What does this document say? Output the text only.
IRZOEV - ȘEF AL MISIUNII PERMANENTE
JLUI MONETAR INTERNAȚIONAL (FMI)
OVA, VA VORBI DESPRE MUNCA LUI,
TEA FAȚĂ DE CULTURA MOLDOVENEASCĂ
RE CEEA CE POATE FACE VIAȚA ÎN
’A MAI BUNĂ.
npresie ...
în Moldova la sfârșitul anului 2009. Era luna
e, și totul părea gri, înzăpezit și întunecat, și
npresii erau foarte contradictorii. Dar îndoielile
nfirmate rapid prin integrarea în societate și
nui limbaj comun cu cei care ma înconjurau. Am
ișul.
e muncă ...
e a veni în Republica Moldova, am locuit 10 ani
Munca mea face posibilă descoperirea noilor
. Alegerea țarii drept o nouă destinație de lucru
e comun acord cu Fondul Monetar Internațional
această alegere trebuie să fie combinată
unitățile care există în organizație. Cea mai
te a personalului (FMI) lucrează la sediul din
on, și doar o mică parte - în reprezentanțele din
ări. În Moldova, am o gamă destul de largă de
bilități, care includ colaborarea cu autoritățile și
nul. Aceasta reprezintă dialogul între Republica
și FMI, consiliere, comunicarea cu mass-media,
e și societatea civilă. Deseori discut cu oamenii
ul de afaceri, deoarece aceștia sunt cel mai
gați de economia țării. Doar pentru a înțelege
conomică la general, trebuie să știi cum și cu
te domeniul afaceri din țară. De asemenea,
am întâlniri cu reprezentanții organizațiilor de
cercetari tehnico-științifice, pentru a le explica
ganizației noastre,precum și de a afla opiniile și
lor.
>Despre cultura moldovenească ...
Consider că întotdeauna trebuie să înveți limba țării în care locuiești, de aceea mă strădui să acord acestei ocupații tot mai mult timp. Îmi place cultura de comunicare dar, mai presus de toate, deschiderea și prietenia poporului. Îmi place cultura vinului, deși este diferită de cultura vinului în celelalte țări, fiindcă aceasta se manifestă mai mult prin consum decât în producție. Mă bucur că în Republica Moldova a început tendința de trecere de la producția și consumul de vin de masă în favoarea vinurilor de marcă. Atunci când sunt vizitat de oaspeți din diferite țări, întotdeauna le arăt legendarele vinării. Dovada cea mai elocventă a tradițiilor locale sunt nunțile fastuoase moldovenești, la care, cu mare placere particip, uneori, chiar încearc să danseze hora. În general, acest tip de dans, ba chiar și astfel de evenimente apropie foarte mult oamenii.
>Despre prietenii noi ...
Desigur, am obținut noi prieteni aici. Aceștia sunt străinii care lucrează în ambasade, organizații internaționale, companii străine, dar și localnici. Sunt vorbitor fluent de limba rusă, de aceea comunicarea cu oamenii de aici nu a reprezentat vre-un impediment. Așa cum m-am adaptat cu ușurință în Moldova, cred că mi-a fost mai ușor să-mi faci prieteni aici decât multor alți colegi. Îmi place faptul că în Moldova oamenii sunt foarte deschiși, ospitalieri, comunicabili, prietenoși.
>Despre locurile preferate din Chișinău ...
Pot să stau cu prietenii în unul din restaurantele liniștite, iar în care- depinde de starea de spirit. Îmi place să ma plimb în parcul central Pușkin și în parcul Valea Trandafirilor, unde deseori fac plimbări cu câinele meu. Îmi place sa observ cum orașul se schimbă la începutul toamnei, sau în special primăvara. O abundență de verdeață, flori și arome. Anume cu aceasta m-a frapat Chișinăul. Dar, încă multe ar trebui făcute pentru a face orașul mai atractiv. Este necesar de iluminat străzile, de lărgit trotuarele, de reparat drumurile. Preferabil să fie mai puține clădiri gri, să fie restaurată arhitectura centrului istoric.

WORK REQUIRED
Every line that holds the word "sunt" should be extracted.

ANSWER
ul de afaceri, deoarece aceștia sunt cel mai
Consider că întotdeauna trebuie să înveți limba țării în care locuiești, de aceea mă strădui să acord acestei ocupații tot mai mult timp. Îmi place cultura de comunicare dar, mai presus de toate, deschiderea și prietenia poporului. Îmi place cultura vinului, deși este diferită de cultura vinului în celelalte țări, fiindcă aceasta se manifestă mai mult prin consum decât în producție. Mă bucur că în Republica Moldova a început tendința de trecere de la producția și consumul de vin de masă în favoarea vinurilor de marcă. Atunci când sunt vizitat de oaspeți din diferite țări, întotdeauna le arăt legendarele vinării. Dovada cea mai elocventă a tradițiilor locale sunt nunțile fastuoase moldovenești, la care, cu mare placere particip, uneori, chiar încearc să danseze hora. În general, acest tip de dans, ba chiar și astfel de evenimente apropie foarte mult oamenii.
Desigur, am obținut noi prieteni aici. Aceștia sunt străinii care lucrează în ambasade, organizații internaționale, companii străine, dar și localnici. Sunt vorbitor fluent de limba rusă, de aceea comunicarea cu oamenii de aici nu a reprezentat vre-un impediment. Așa cum m-am adaptat cu ușurință în Moldova, cred că mi-a fost mai ușor să-mi faci prieteni aici decât multor alți colegi. Îmi place faptul că în Moldova oamenii sunt foarte deschiși, ospitalieri, comunicabili, prietenoși.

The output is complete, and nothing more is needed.